● **GIVEN DATA**
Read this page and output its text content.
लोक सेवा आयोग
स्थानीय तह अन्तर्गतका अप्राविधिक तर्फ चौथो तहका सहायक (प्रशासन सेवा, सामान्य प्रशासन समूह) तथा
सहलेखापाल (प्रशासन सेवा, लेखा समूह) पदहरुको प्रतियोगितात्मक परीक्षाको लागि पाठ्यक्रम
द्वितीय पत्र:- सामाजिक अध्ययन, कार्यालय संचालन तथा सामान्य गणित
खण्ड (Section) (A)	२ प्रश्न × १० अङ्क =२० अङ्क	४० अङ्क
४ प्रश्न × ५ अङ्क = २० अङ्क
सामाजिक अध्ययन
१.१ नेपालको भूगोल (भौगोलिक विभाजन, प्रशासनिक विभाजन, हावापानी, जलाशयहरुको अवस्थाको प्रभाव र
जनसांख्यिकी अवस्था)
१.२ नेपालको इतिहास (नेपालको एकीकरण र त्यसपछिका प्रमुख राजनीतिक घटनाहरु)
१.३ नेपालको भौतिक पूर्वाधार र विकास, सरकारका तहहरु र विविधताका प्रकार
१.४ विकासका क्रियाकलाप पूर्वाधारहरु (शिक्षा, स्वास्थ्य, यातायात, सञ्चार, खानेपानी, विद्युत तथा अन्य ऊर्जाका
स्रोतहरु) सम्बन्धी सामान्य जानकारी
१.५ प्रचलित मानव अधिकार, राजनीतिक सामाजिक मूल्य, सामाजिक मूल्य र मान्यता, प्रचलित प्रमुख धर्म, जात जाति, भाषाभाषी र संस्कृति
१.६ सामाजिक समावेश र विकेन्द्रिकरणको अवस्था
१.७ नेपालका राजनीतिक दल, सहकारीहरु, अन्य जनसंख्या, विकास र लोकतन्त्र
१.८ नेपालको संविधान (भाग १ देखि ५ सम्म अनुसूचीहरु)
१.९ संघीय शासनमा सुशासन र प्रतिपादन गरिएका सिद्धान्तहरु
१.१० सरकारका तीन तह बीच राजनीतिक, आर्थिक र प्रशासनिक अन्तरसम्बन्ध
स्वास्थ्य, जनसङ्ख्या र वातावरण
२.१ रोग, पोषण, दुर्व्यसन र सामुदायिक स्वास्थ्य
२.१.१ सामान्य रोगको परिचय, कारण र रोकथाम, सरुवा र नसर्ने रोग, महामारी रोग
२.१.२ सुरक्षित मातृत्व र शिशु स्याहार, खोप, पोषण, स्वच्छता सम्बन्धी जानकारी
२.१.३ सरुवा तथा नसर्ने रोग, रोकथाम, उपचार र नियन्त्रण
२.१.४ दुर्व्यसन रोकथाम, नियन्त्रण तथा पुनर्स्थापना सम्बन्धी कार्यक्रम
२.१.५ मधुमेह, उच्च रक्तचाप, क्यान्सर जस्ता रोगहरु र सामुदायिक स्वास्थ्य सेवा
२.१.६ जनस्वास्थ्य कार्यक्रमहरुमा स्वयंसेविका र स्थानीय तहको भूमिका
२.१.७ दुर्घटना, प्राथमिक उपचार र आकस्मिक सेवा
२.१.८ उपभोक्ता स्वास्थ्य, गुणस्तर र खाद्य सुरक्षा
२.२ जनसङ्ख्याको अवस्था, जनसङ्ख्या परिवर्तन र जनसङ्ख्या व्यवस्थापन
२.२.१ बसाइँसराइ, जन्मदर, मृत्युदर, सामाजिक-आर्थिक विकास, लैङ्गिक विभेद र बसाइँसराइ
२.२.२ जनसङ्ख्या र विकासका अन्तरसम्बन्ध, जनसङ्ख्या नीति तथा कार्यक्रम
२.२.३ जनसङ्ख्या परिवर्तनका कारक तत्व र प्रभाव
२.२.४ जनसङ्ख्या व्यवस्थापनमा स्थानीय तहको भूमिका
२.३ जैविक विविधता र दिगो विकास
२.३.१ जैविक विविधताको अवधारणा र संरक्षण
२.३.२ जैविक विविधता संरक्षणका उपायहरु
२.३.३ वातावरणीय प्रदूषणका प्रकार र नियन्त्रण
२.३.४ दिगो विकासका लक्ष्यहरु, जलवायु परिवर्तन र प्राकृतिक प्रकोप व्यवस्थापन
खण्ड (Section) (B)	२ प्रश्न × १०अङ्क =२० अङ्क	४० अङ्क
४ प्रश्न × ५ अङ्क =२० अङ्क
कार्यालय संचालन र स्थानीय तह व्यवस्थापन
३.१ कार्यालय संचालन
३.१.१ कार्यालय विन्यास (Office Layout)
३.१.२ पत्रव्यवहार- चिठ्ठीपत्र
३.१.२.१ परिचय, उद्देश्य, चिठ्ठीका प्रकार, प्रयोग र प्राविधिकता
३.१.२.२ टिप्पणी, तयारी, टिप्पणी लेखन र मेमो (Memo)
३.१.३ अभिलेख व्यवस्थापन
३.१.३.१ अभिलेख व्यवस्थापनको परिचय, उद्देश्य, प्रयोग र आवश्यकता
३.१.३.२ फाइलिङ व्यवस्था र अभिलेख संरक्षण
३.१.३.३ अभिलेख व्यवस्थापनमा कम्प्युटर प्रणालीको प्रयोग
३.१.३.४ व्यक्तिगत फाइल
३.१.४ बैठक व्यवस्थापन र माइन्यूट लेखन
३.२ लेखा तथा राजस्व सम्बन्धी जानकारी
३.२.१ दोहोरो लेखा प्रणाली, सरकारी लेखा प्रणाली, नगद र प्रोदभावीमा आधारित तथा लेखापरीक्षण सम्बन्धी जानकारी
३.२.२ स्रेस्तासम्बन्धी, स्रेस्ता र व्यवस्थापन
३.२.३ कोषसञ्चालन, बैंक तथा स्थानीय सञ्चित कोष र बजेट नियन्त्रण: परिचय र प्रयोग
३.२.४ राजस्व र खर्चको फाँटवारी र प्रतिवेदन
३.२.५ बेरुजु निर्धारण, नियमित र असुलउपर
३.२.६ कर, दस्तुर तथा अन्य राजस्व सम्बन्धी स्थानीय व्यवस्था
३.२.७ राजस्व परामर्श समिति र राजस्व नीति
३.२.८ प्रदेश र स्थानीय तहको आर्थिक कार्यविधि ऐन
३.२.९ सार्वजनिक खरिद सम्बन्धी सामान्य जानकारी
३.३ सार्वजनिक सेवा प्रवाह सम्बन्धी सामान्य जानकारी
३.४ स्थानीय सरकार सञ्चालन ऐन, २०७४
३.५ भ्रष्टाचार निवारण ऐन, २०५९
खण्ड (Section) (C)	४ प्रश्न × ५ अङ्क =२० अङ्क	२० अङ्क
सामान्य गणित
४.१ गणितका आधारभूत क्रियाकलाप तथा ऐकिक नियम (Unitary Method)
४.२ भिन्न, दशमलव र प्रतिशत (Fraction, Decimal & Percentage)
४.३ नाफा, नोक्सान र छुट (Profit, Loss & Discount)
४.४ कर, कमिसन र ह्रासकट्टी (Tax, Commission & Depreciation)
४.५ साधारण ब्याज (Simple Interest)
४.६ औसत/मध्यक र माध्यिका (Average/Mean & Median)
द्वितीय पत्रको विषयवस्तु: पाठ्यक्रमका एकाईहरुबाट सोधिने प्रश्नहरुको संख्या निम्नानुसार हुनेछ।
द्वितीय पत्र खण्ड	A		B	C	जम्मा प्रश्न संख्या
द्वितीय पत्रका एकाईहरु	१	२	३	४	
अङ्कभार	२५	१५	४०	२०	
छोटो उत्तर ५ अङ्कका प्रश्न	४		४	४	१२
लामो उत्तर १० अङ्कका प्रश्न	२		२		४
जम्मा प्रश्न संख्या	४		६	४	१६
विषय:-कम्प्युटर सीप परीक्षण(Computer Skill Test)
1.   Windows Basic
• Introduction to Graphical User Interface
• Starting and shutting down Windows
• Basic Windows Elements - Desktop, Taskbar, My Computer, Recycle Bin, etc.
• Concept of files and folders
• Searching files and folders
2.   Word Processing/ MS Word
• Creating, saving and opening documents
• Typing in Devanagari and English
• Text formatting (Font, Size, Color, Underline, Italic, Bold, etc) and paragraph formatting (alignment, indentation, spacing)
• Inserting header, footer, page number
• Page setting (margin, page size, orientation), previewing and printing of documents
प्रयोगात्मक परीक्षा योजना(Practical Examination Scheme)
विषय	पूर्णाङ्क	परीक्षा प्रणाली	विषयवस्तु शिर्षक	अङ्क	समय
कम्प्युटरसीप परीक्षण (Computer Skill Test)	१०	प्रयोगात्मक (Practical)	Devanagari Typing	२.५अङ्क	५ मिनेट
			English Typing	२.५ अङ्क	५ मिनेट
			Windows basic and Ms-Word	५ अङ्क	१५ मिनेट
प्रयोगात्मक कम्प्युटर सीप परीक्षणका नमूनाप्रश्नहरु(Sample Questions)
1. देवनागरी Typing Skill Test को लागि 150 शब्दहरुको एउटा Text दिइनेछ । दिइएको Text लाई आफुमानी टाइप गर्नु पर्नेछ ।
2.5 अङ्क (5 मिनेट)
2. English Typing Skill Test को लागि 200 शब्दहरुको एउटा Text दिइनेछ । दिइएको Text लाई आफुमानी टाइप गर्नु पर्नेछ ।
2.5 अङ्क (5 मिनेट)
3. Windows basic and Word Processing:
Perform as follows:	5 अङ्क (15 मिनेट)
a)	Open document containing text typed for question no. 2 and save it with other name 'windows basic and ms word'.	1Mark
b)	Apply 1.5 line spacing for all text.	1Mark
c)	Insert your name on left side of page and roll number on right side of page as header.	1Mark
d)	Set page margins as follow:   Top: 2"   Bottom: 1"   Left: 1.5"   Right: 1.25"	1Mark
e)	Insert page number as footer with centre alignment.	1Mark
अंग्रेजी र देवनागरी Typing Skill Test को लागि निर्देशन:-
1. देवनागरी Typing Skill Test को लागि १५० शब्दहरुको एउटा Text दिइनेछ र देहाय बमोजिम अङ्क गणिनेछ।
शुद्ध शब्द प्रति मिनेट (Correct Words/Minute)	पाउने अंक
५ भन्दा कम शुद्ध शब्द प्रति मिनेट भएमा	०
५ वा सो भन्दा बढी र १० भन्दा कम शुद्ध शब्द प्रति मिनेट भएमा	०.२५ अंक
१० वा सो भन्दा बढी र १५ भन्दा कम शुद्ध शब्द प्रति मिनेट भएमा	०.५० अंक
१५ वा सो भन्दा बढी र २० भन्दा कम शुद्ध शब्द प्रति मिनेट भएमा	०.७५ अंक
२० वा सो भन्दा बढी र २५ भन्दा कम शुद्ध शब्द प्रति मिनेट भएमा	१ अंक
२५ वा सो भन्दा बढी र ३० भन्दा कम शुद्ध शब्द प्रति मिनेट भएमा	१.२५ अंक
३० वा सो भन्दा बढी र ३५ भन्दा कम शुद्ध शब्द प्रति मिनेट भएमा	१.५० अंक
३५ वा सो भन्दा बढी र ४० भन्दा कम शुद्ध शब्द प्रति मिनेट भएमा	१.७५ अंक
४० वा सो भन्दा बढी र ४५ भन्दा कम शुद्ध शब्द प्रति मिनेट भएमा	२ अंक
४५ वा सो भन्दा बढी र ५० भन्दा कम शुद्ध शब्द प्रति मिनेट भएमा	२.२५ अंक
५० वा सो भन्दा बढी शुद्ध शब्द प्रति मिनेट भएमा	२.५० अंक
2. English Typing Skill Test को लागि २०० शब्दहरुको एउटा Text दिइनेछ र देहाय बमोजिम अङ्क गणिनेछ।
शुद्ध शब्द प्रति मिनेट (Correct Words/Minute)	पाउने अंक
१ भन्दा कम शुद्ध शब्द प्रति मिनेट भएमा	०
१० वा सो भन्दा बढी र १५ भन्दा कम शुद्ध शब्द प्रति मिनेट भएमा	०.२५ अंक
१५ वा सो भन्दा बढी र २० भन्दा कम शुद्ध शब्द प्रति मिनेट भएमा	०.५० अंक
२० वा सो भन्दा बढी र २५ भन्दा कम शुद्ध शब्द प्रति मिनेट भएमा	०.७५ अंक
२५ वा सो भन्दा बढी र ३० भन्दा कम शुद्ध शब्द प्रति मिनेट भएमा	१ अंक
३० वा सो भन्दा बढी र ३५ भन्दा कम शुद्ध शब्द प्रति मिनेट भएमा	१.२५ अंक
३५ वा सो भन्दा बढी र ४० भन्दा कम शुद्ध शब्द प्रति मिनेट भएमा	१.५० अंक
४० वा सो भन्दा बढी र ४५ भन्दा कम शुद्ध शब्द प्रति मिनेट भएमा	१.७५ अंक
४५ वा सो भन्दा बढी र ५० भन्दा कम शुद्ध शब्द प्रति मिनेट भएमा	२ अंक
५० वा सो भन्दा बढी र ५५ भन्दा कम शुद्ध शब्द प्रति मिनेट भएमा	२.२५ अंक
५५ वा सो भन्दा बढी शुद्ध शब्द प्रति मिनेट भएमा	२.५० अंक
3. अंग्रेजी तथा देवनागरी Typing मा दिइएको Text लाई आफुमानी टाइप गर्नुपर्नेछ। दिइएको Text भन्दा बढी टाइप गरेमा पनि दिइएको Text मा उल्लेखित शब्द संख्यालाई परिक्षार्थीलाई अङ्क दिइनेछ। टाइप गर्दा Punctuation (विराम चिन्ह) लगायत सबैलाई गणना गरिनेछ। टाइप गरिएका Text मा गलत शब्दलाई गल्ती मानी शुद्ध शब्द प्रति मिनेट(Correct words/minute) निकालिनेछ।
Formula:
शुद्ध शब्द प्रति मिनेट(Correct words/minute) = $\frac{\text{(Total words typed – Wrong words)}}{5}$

● **EXERCISE**
Each line holding "documents" must be found and copied.

● **CORRECT RESULT**
• Creating, saving and opening documents
• Page setting (margin, page size, orientation), previewing and printing of documents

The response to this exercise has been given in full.